_DIRECTIONS_: Work out how many lines in the entries below include the word "Rewards". Give nothing but the number.

start ENTRIES SUPPLIED

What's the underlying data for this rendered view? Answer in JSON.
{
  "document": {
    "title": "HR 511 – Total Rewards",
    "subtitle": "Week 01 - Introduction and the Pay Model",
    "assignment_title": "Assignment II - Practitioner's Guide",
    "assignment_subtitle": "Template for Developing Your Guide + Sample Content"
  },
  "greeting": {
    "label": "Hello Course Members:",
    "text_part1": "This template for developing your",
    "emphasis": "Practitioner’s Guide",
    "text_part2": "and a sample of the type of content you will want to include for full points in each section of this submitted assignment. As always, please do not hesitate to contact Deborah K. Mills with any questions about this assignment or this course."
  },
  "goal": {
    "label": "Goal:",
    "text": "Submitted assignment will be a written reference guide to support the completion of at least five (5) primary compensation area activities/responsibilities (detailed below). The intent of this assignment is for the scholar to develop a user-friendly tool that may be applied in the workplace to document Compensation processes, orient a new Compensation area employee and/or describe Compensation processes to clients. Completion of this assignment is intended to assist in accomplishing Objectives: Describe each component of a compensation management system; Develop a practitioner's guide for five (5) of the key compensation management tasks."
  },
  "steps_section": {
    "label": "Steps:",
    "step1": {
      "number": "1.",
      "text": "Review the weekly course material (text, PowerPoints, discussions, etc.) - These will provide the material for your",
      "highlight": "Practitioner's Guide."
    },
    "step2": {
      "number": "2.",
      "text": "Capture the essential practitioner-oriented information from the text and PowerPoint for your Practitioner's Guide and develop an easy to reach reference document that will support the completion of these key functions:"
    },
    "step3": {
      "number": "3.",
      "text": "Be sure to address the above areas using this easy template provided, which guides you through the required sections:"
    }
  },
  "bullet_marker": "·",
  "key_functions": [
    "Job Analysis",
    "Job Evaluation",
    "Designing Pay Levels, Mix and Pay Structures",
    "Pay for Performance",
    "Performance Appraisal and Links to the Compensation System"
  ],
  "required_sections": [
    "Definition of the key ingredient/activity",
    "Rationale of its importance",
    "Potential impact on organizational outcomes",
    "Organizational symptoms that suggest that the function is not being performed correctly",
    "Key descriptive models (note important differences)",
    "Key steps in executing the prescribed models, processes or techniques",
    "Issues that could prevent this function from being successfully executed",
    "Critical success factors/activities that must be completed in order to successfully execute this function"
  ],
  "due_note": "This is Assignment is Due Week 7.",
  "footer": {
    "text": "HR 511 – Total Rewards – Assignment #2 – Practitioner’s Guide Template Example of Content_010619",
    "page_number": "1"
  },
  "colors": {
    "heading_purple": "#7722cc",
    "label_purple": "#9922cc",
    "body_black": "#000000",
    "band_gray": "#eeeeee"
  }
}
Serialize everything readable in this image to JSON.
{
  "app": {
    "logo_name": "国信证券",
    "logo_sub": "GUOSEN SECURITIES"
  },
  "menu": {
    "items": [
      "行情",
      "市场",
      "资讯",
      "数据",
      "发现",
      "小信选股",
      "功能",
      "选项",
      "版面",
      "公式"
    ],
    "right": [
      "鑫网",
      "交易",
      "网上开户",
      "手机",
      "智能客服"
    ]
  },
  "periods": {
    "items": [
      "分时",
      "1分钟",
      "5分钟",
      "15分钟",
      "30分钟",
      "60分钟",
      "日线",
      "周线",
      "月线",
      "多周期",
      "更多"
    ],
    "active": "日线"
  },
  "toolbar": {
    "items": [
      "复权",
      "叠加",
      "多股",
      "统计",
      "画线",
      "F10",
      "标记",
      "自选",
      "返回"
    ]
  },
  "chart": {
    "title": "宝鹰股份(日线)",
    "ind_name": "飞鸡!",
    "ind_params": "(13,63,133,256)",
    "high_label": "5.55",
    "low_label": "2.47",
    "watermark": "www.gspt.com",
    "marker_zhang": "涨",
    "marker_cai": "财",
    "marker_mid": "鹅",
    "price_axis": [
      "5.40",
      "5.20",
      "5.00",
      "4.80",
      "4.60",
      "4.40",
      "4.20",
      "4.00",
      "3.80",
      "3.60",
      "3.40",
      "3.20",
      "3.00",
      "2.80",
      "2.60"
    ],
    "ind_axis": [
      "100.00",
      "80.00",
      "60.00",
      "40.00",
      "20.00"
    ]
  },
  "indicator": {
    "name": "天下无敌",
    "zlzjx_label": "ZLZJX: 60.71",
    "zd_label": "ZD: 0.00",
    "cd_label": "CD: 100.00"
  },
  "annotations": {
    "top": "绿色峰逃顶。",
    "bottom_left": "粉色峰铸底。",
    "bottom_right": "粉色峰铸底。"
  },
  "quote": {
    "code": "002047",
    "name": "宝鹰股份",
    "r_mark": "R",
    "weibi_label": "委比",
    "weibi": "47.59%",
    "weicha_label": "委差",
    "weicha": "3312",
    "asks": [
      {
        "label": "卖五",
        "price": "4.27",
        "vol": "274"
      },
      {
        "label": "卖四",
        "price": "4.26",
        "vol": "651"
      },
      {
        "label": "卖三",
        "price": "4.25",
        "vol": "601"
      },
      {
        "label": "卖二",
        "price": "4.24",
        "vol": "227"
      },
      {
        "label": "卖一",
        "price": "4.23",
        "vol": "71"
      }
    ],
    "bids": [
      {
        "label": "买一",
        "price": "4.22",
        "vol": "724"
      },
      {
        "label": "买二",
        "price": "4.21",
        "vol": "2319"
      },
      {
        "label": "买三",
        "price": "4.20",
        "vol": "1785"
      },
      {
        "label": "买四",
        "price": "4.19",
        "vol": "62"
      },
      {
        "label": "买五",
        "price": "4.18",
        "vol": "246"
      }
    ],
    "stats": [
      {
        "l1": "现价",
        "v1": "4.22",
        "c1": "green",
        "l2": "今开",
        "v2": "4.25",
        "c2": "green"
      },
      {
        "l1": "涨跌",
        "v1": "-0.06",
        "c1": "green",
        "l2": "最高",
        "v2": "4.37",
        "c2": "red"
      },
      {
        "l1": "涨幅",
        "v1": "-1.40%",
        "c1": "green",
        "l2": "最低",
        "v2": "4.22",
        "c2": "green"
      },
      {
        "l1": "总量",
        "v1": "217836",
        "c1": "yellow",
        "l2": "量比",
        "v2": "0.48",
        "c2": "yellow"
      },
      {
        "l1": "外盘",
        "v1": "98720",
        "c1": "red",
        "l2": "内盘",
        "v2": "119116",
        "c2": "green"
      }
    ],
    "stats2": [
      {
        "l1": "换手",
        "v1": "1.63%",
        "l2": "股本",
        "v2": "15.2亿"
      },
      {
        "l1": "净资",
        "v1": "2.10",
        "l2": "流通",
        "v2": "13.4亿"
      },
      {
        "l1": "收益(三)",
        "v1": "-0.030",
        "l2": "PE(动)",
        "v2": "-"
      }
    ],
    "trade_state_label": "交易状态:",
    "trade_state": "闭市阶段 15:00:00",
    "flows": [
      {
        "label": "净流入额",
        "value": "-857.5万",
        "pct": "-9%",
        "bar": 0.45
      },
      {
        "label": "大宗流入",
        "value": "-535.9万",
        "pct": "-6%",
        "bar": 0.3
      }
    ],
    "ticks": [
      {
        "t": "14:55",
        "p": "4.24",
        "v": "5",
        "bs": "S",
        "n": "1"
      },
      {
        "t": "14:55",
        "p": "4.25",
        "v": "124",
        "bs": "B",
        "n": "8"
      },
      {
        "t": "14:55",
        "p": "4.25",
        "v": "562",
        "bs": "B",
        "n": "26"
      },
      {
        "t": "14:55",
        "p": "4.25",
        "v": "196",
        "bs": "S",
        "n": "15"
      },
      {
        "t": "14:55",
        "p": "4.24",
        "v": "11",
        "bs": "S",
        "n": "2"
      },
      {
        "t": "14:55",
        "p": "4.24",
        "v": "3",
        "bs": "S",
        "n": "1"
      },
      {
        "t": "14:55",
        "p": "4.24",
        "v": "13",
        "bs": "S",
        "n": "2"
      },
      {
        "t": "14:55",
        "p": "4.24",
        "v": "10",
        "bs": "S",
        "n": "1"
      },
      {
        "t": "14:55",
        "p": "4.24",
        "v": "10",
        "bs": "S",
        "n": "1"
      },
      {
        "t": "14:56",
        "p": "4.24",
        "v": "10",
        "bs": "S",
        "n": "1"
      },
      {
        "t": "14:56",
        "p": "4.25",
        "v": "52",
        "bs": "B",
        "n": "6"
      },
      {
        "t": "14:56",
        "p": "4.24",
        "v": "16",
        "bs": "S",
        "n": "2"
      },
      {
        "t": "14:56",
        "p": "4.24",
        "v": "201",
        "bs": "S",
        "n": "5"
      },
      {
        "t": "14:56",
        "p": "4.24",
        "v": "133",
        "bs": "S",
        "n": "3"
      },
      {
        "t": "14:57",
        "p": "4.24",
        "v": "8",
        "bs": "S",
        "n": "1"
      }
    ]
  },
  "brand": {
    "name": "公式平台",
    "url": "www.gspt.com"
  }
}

end ENTRIES SUPPLIED

_IN RESPONSE_: 2